#### TASK INSTRUCTIONS
Give the number of lines that hold the string "steps". Nothing else is needed.

[Extracted data entries]
****

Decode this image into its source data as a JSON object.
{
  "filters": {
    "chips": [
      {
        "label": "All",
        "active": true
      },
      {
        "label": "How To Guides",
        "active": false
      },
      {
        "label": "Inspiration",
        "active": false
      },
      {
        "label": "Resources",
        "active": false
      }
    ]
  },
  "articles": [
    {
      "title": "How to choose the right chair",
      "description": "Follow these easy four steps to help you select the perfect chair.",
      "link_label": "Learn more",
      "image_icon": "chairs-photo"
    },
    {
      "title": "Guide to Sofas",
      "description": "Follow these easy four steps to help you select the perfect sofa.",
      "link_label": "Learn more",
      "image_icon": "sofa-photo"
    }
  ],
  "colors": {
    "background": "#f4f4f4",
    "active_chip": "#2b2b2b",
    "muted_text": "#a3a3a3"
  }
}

****

#### EXERCISE RESULT
2